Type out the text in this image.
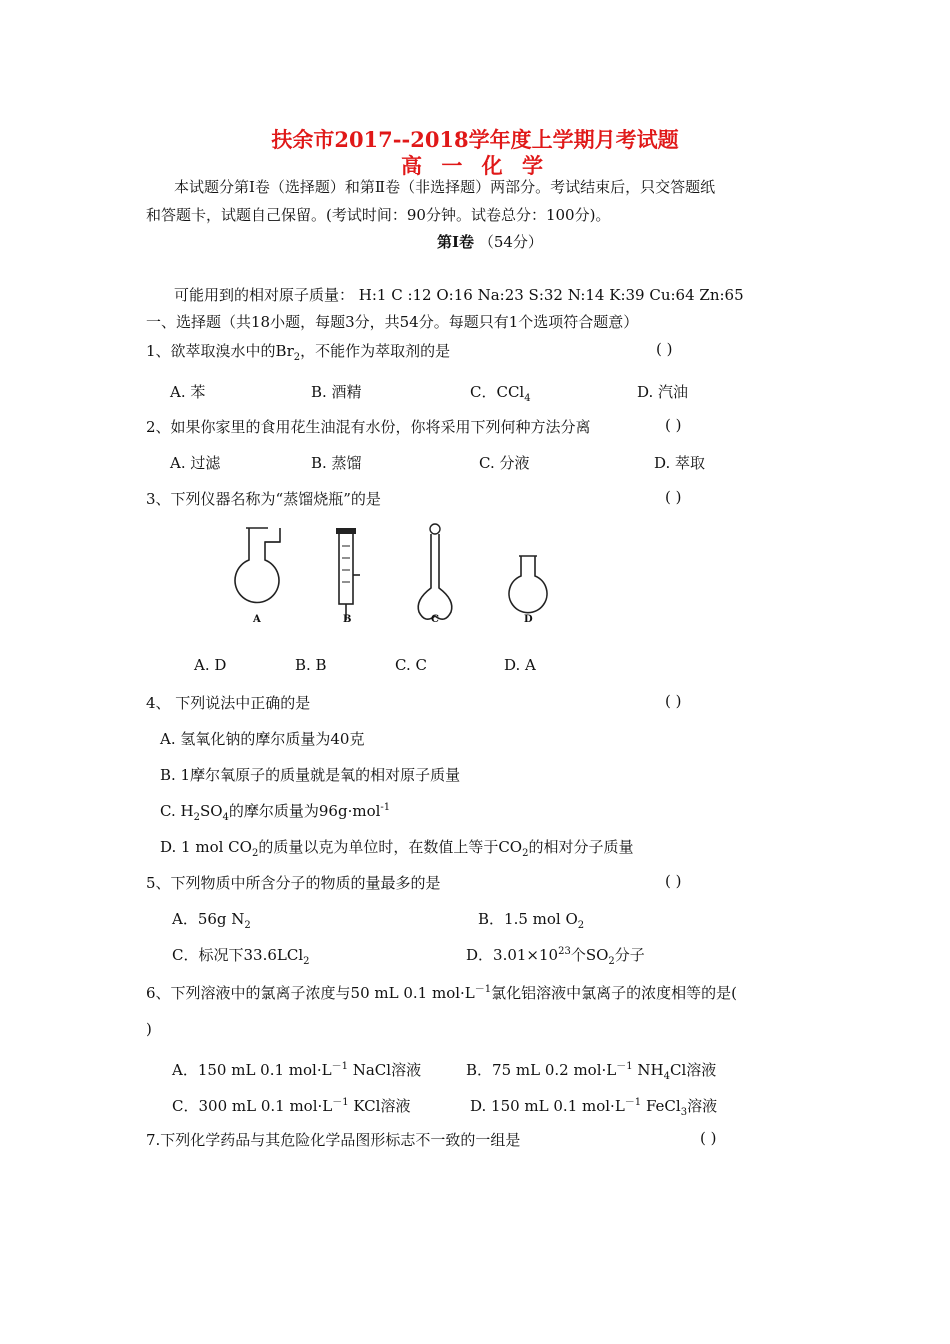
扶余市2017--2018学年度上学期月考试题
高 一 化 学
本试题分第Ⅰ卷（选择题）和第Ⅱ卷（非选择题）两部分。考试结束后，只交答题纸
和答题卡，试题自己保留。(考试时间：90分钟。试卷总分：100分)。
第Ⅰ卷 （54分）
可能用到的相对原子质量： H:1 C :12 O:16 Na:23 S:32 N:14 K:39 Cu:64 Zn:65
一、选择题（共18小题，每题3分，共54分。每题只有1个选项符合题意）
1、欲萃取溴水中的$Br_2$，不能作为萃取剂的是	( )
A. 苯	B. 酒精	C．CCl$_4$	D. 汽油
2、如果你家里的食用花生油混有水份，你将采用下列何种方法分离	( )
A. 过滤	B. 蒸馏	C. 分液	D. 萃取
3、下列仪器名称为“蒸馏烧瓶”的是	( )
A	B	C	D
A. D	B. B	C. C	D. A
4、 下列说法中正确的是	( )
A. 氢氧化钠的摩尔质量为40克
B. 1摩尔氧原子的质量就是氧的相对原子质量
C. $H_2SO_4$的摩尔质量为96g·mol$^{-1}$
D. 1 mol $CO_2$的质量以克为单位时，在数值上等于$CO_2$的相对分子质量
5、下列物质中所含分子的物质的量最多的是	( )
A．56g $N_2$	B．1.5 mol $O_2$
C．标况下33.6LCl$_2$	D．$3.01\times 10^{23}$个$SO_2$分子
6、下列溶液中的氯离子浓度与50 mL 0.1 $mol\cdot L^{-1}$氯化铝溶液中氯离子的浓度相等的是(
)
A．150 mL 0.1 $mol\cdot L^{-1}$ NaCl溶液	B．75 mL 0.2 $mol\cdot L^{-1}$ $NH_4Cl$溶液
C．300 mL 0.1 $mol\cdot L^{-1}$ KCl溶液	D. 150 mL 0.1 $mol\cdot L^{-1}$ FeCl$_3$溶液
7.下列化学药品与其危险化学品图形标志不一致的一组是	( )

- - - -

▶ [DESCRIPTION OF THE TASK]: Copy all the data exactly as written, but skip any picture.

▶ [ANSWER TO THE TASK]:
Type out the text in this image.
扶余市2017--2018学年度上学期月考试题
高 一 化 学
本试题分第Ⅰ卷（选择题）和第Ⅱ卷（非选择题）两部分。考试结束后，只交答题纸
和答题卡，试题自己保留。(考试时间：90分钟。试卷总分：100分)。
第Ⅰ卷 （54分）
可能用到的相对原子质量： H:1 C :12 O:16 Na:23 S:32 N:14 K:39 Cu:64 Zn:65
一、选择题（共18小题，每题3分，共54分。每题只有1个选项符合题意）
1、欲萃取溴水中的$Br_2$，不能作为萃取剂的是	( )
A. 苯	B. 酒精	C．CCl$_4$	D. 汽油
2、如果你家里的食用花生油混有水份，你将采用下列何种方法分离	( )
A. 过滤	B. 蒸馏	C. 分液	D. 萃取
3、下列仪器名称为“蒸馏烧瓶”的是	( )
A	B	C	D
A. D	B. B	C. C	D. A
4、 下列说法中正确的是	( )
A. 氢氧化钠的摩尔质量为40克
B. 1摩尔氧原子的质量就是氧的相对原子质量
C. $H_2SO_4$的摩尔质量为96g·mol$^{-1}$
D. 1 mol $CO_2$的质量以克为单位时，在数值上等于$CO_2$的相对分子质量
5、下列物质中所含分子的物质的量最多的是	( )
A．56g $N_2$	B．1.5 mol $O_2$
C．标况下33.6LCl$_2$	D．$3.01\times 10^{23}$个$SO_2$分子
6、下列溶液中的氯离子浓度与50 mL 0.1 $mol\cdot L^{-1}$氯化铝溶液中氯离子的浓度相等的是(
)
A．150 mL 0.1 $mol\cdot L^{-1}$ NaCl溶液	B．75 mL 0.2 $mol\cdot L^{-1}$ $NH_4Cl$溶液
C．300 mL 0.1 $mol\cdot L^{-1}$ KCl溶液	D. 150 mL 0.1 $mol\cdot L^{-1}$ FeCl$_3$溶液
7.下列化学药品与其危险化学品图形标志不一致的一组是	( )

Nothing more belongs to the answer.